## Source extract:
RAM received repression and investigation from the U.S. government and the local Cleveland police intelligence units soon after Malcolm X’s assassination. In Cleveland, Don Freeman on February 27, 1965 was fired from his job as a social studies teacher at Kennard Jr. High School. In New York, several RAM members from San Francisco, Detroit, and New York who had traveled to Cuba in the summer of 1964, were subpoenaed by the Federal Grand Jury investigating the so-called Statue of Liberty bomb plot.471

Interviews with ex-RAM members disclosed that the class composition of RAM varied. For the most part in the early beginnings in early 1963 and 1964 the organization consisted of students and intellectuals. According to Brother A., a former RAM member, the class composition of the RAM membership in New York during the 1963-64 period consisted mainly of intellectuals, writers, poets, and artists, some of whom came out of the UMBRA (black literary collective), others were recruited from the Brooklyn chapter of CORE. In Philadelphia, the class composition changed also. Stan Daniels, Wanda Marshall and myself, who were students, constituted the local RAM leadership. By fall of 1963, Jomo L. M. X. (ex-Korean war veteran), Mable Holloway and William Woodley, grass roots community worker/activists, had emerged in the Philadelphia RAM leadership.

As the RAM leadership began to change in class composition, the membership of the organization began to grow. In an interview with Sister Y., recruited from the Communist Party in Chicago, she describes the method of organizational growth in her area.

## What you should do:
Reproduce the RAM passage starting at the words "As the RAM leadership" and stopping after "in her area.", with "interview" replaced by "conversation".

## Extracted entries:
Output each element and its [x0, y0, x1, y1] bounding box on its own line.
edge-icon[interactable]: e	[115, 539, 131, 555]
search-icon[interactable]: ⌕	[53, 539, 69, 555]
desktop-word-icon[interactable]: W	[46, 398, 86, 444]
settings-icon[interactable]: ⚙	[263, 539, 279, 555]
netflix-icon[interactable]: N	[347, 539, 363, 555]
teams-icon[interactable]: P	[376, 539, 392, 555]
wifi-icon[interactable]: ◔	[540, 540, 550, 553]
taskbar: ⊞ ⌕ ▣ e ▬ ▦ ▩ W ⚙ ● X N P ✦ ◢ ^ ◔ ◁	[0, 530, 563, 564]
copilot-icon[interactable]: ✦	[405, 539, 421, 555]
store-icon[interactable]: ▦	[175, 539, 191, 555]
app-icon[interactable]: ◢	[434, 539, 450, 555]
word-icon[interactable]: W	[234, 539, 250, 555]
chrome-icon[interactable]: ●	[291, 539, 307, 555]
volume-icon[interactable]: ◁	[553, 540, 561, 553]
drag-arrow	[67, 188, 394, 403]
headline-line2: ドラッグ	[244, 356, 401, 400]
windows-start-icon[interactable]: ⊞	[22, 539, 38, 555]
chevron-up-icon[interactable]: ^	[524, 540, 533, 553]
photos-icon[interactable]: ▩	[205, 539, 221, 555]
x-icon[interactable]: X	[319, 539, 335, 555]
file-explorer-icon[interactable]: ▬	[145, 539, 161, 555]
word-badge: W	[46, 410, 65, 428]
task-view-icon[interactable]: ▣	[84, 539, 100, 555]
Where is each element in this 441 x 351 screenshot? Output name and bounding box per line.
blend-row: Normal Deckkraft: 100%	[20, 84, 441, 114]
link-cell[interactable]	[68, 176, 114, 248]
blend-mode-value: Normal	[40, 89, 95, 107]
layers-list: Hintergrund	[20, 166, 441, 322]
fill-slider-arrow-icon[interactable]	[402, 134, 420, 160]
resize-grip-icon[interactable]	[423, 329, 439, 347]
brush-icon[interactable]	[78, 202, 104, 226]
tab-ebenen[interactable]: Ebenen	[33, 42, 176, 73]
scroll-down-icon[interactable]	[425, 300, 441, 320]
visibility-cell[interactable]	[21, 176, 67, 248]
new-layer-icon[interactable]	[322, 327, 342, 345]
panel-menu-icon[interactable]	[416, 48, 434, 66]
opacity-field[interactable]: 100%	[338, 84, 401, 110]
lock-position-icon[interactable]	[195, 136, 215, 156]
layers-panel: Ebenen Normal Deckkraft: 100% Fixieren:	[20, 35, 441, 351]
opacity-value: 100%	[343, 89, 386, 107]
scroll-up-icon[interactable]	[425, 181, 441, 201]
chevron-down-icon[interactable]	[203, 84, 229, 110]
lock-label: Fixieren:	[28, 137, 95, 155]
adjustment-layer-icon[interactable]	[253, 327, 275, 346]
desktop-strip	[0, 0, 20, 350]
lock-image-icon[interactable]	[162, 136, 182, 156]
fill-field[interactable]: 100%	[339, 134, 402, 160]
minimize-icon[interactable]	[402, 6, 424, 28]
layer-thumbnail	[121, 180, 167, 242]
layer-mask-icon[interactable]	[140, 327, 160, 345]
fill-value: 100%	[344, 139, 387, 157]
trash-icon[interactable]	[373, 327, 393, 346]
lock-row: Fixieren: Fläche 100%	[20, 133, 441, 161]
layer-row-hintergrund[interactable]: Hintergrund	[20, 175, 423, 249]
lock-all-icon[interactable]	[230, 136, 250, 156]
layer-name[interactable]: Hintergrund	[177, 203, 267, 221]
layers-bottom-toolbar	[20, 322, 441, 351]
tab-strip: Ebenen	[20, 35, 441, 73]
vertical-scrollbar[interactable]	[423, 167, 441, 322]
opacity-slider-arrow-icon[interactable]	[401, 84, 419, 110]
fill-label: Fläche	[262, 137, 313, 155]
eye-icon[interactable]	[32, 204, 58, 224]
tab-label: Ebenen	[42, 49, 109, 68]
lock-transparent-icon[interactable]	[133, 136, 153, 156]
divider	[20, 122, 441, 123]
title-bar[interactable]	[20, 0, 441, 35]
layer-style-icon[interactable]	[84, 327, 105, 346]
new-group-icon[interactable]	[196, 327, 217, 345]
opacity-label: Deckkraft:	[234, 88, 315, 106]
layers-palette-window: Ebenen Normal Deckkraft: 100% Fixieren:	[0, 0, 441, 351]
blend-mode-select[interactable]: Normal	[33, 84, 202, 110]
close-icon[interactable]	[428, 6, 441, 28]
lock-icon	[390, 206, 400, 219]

## Reply to the task:
As the RAM leadership began to change in class composition, the membership of the organization began to grow. In an conversation with Sister Y., recruited from the Communist Party in Chicago, she describes the method of organizational growth in her area.